### Task data
──────────────────────────────

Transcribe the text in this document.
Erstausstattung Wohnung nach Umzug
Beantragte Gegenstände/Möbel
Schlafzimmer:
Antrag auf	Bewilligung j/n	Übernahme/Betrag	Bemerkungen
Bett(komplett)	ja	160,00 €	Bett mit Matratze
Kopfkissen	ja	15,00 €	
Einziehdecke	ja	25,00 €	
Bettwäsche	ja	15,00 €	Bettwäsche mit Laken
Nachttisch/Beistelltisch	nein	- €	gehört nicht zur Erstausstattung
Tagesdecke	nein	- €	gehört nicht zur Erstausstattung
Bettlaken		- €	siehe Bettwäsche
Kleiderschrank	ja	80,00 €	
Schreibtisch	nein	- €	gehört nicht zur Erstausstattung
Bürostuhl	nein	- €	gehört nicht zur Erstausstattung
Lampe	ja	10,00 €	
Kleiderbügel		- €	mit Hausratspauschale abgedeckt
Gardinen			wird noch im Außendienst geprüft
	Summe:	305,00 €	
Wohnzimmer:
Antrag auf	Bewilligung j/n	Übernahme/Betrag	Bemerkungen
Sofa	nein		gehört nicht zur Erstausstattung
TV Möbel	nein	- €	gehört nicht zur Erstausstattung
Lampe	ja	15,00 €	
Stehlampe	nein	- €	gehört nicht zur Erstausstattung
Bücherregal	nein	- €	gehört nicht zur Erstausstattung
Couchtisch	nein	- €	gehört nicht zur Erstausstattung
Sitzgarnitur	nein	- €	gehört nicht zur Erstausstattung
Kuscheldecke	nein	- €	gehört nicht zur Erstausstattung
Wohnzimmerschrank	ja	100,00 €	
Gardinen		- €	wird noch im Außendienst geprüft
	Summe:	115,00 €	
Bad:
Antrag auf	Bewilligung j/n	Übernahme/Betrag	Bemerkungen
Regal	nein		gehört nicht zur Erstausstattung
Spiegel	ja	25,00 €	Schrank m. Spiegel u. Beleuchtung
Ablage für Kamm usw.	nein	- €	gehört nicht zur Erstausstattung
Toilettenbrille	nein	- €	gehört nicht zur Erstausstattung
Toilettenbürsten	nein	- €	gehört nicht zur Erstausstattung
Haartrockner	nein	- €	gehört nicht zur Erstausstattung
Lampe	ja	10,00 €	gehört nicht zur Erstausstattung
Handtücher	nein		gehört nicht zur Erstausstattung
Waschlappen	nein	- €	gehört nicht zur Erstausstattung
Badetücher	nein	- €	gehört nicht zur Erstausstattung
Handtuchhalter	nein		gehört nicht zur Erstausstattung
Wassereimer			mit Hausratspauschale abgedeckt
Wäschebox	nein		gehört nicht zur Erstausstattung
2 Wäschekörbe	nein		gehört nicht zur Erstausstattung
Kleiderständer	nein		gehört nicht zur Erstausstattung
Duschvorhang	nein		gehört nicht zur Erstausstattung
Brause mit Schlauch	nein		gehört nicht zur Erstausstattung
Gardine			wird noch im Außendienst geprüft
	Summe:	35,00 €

──────────────────────────────

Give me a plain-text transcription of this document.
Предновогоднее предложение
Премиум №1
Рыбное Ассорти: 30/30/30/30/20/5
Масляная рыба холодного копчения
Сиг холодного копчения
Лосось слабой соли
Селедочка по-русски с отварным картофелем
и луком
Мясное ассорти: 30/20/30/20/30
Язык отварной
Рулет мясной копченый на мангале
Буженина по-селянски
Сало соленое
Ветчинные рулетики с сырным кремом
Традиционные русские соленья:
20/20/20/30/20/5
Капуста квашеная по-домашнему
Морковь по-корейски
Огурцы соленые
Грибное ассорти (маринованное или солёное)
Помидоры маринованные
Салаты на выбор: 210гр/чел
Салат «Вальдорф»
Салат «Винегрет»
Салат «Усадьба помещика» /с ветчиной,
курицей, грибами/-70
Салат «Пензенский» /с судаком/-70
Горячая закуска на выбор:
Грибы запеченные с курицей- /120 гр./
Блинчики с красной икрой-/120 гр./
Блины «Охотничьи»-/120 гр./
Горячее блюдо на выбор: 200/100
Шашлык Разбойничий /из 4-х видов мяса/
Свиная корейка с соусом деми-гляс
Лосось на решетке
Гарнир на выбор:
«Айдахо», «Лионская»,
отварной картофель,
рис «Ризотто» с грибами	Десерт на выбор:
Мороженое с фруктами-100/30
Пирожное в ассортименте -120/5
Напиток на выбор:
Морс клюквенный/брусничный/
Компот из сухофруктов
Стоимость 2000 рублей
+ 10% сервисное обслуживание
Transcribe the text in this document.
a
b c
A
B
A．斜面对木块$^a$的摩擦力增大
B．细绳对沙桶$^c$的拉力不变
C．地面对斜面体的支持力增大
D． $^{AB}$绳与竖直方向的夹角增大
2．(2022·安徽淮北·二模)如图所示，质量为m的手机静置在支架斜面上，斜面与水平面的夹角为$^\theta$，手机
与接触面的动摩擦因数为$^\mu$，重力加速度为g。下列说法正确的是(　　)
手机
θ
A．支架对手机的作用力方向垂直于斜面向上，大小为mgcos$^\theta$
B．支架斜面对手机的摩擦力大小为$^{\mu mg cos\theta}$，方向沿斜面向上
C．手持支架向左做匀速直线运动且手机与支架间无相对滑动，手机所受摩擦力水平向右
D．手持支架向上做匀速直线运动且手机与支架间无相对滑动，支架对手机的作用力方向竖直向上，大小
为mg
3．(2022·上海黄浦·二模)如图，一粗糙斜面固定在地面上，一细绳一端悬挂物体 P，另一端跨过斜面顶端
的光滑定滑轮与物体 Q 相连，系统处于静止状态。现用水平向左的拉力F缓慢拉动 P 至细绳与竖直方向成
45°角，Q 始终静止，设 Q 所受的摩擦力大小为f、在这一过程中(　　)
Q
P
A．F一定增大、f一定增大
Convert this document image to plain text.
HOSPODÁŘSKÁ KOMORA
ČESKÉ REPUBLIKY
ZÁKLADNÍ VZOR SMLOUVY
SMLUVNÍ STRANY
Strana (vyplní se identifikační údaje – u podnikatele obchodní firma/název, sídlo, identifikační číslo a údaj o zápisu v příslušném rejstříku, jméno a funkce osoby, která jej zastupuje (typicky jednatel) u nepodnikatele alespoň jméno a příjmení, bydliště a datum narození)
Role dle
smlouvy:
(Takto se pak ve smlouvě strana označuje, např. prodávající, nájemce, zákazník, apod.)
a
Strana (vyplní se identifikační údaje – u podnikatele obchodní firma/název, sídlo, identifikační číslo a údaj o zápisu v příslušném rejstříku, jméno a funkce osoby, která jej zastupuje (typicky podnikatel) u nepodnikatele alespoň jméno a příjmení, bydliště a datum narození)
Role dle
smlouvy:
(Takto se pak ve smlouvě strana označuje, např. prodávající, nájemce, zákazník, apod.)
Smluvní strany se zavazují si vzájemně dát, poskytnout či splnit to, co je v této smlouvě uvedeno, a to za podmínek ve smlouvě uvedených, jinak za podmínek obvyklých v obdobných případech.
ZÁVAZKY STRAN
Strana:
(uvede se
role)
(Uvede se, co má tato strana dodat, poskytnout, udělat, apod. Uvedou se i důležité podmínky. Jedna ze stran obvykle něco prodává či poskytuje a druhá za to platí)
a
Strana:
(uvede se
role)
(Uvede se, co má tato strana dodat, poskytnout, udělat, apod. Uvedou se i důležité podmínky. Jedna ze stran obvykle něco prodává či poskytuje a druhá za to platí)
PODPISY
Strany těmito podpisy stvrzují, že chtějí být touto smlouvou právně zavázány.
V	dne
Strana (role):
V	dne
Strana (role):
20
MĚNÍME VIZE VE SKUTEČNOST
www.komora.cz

──────────────────────────────

### To be done
Find the word "alespoň" and list each line it appears in.

### Correct answer
Strana (vyplní se identifikační údaje – u podnikatele obchodní firma/název, sídlo, identifikační číslo a údaj o zápisu v příslušném rejstříku, jméno a funkce osoby, která jej zastupuje (typicky jednatel) u nepodnikatele alespoň jméno a příjmení, bydliště a datum narození)
Strana (vyplní se identifikační údaje – u podnikatele obchodní firma/název, sídlo, identifikační číslo a údaj o zápisu v příslušném rejstříku, jméno a funkce osoby, která jej zastupuje (typicky podnikatel) u nepodnikatele alespoň jméno a příjmení, bydliště a datum narození)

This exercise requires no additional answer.